▶ **Text shown**:
START
Aesthetically, there is no question. The big jacks win that round by a mile. I’m with Sir Mixalot on this. Baby Got Back.

For practical purposes, though, smaller jacks make more sense in consumer electronics. With well spaced knobs and switches, the Crave (and its inspiration the Mother 32) provide about 30 3.5mm jacks on a small panel, in an instrument smaller than a laptop. I wouldn’t want to live-patch a panel this tiny but it’s a perfectly acceptable trade-off for an instrument that will find its place mostly in home studios.

Only slightly larger than 3.5mm mono jacks, 4mm banana jacks are electrically and mechanically much simpler. There is only one conductor and no switching.

This has some disadvantages, for instance your electronics needs to be designed to handle floating terminals sensibly, and you can’t incorporate a “normalling” feature into the jack itself. In the worst case, you may need to provide a separate panel switch.
END
Layout element annotations:
START
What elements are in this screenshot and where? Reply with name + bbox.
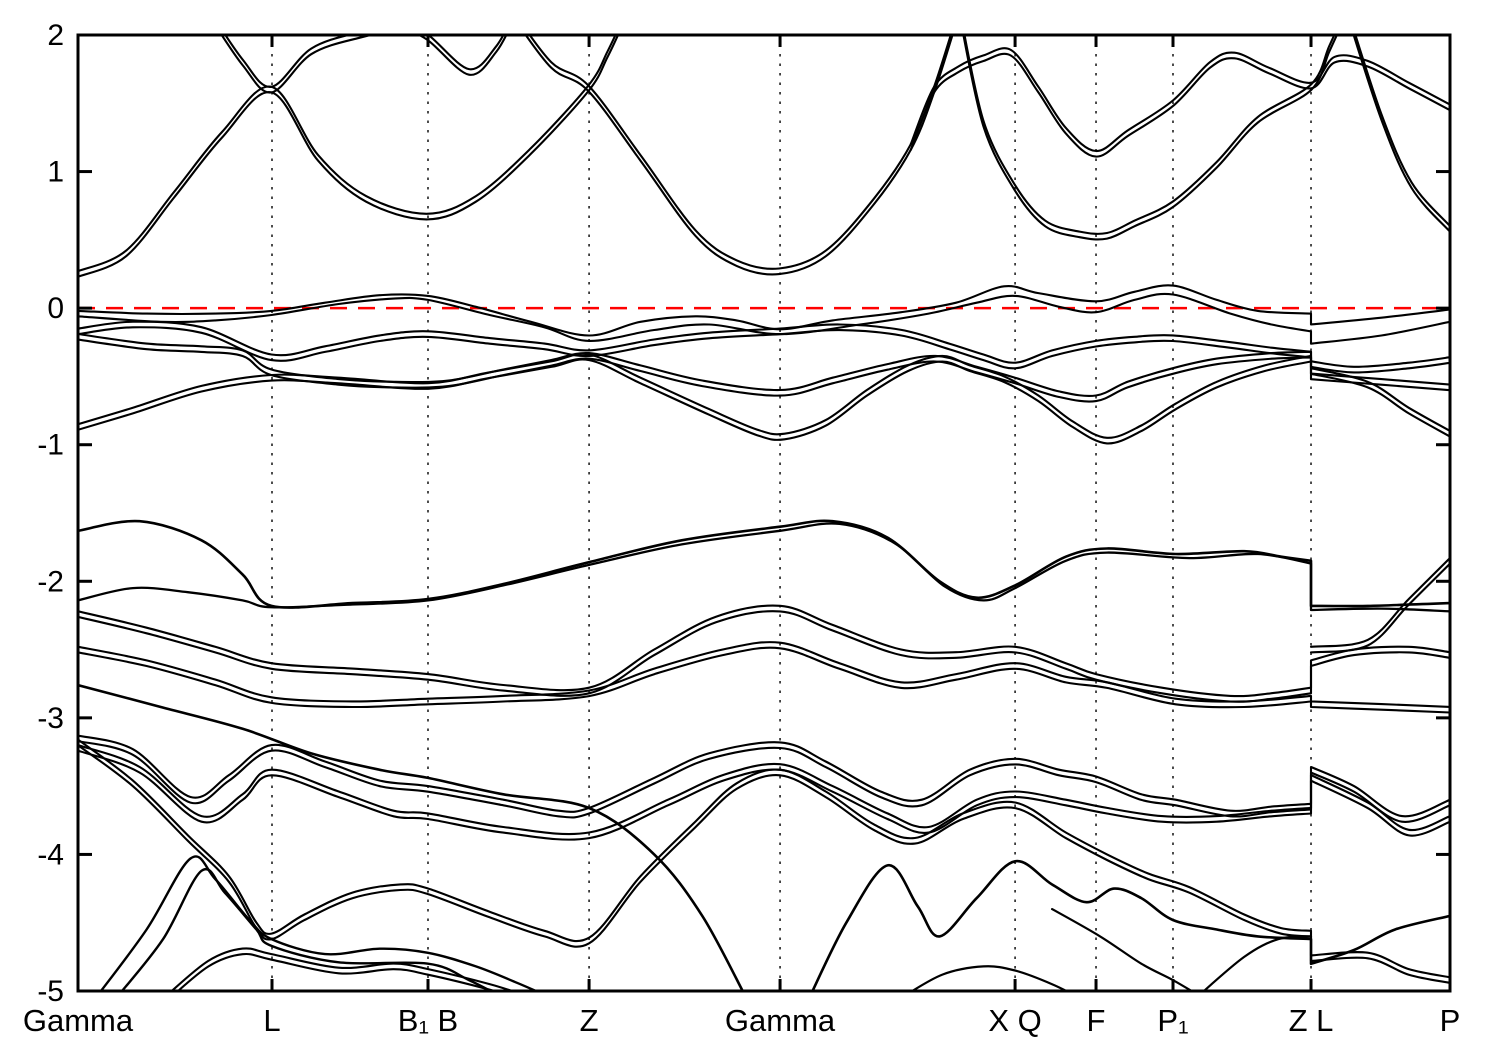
bands-group	[78, 35, 1450, 991]
conduction-descent-to-P-split-b	[1352, 35, 1450, 233]
deep-band-V-at-P1-right	[1202, 935, 1313, 991]
axis-box	[76, 33, 1452, 993]
deep-band-W-lower-split-b	[78, 749, 1450, 841]
deep-band-W-upper-split-a	[78, 734, 1450, 818]
y-tick-label: -5	[37, 975, 64, 1008]
valence-upper-pair-split-a	[78, 320, 1450, 368]
x-tick-label-X Q: X Q	[988, 1003, 1041, 1038]
deep-band-1	[78, 519, 1450, 609]
x-tick-label-P: P	[1440, 1003, 1461, 1038]
deep-band-V-at-P1-left	[1051, 908, 1194, 991]
deep-band-dive-left	[78, 683, 745, 991]
valence-deep-U-pair-split-a	[78, 352, 1450, 439]
conduction-descent-to-P-split-a	[1354, 35, 1450, 228]
y-tick-label: -2	[37, 565, 64, 598]
conduction-XQ-peak-F-min-split-b	[909, 52, 1450, 158]
valence-deep-U-pair-split-b	[78, 358, 1450, 445]
deep-band-rise-to-P-split-a	[1309, 556, 1450, 648]
x-tick-label-B₁ B: B₁ B	[398, 1003, 458, 1038]
x-tick-label-F: F	[1087, 1003, 1106, 1038]
deep-band-2	[78, 522, 1450, 613]
deep-band-3-split-a	[78, 604, 1450, 698]
deep-band-4-split-a	[78, 641, 1450, 708]
deep-band-rise-to-P-split-b	[1309, 562, 1450, 654]
deep-band-dive-right	[811, 859, 1450, 991]
conduction-XQ-peak-F-min-split-a	[909, 47, 1450, 153]
conduction-top-wiggle-L-split-b	[220, 35, 508, 94]
x-tick-label-Gamma: Gamma	[23, 1003, 134, 1038]
conduction-XQ-F-dip-split-a	[963, 35, 1336, 235]
deep-band-lambda-b	[120, 867, 494, 991]
y-tick-label: 2	[47, 19, 64, 52]
valence-upper-pair-split-b	[78, 326, 1450, 374]
deep-band-4-split-b	[78, 646, 1450, 714]
conduction-XQ-F-dip-split-b	[962, 35, 1339, 241]
deep-band-W-lower-split-a	[78, 744, 1450, 836]
deep-band-V-at-L-split-a	[78, 738, 1450, 979]
deep-band-W-upper-split-b	[78, 740, 1450, 823]
deep-band-bottom-left-split-b	[176, 952, 499, 991]
x-tick-label-L: L	[263, 1003, 280, 1038]
y-tick-label: -1	[37, 429, 64, 462]
x-tick-label-P₁: P₁	[1157, 1003, 1188, 1038]
conduction-gamma-L-B-Z-split-b	[78, 35, 620, 278]
x-tick-label-Z: Z	[580, 1003, 599, 1038]
x-tick-label-Gamma: Gamma	[725, 1003, 836, 1038]
y-tick-label: -3	[37, 702, 64, 735]
deep-band-bottom-left-split-a	[170, 947, 516, 991]
deep-band-bottom-XQ-hump	[910, 965, 1069, 991]
y-tick-label: -4	[37, 838, 64, 871]
x-tick-label-Z L: Z L	[1289, 1003, 1334, 1038]
y-tick-label: 0	[47, 292, 64, 325]
conduction-top-wiggle-L-split-a	[224, 35, 505, 88]
deep-band-lambda-a	[99, 855, 539, 991]
y-tick-label: 1	[47, 156, 64, 189]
END
▶ **What you will do**:
• A. Reproduce verbatim the part of the passage on synthesizer jacks starting at "For practical purposes, though, smaller" and ending at "and no switching.".
• B. In the passage on synthesizer jacks, how many conductors does a 4mm banana jack have?
• C. Extend the passage on synthesizer patch jacks, continuing from its final sentence.
The lines placed after the text are separate material and are not part of it.

▶ **The results**:
• A.
For practical purposes, though, smaller jacks make more sense in consumer electronics. With well spaced knobs and switches, the Crave (and its inspiration the Mother 32) provide about 30 3.5mm jacks on a small panel, in an instrument smaller than a laptop. I wouldn’t want to live-patch a panel this tiny but it’s a perfectly acceptable trade-off for an instrument that will find its place mostly in home studios.

Only slightly larger than 3.5mm mono jacks, 4mm banana jacks are electrically and mechanically much simpler. There is only one conductor and no switching.

• B. Only one.

• C.
On the positive side, this simplicity appeals to me aesthetically. The second conductor used in 3.5mm and 6.35mm mono patching is unnecessary if your circuits are designed properly, so why cater for it when a mechanically and electrically simpler alternative is available?

I’ve yet to test whether this notion, currently no more than a hunch, bears fruit in practice. I suppose I’ll find out when I start connecting my microcontrollers to this switchgear.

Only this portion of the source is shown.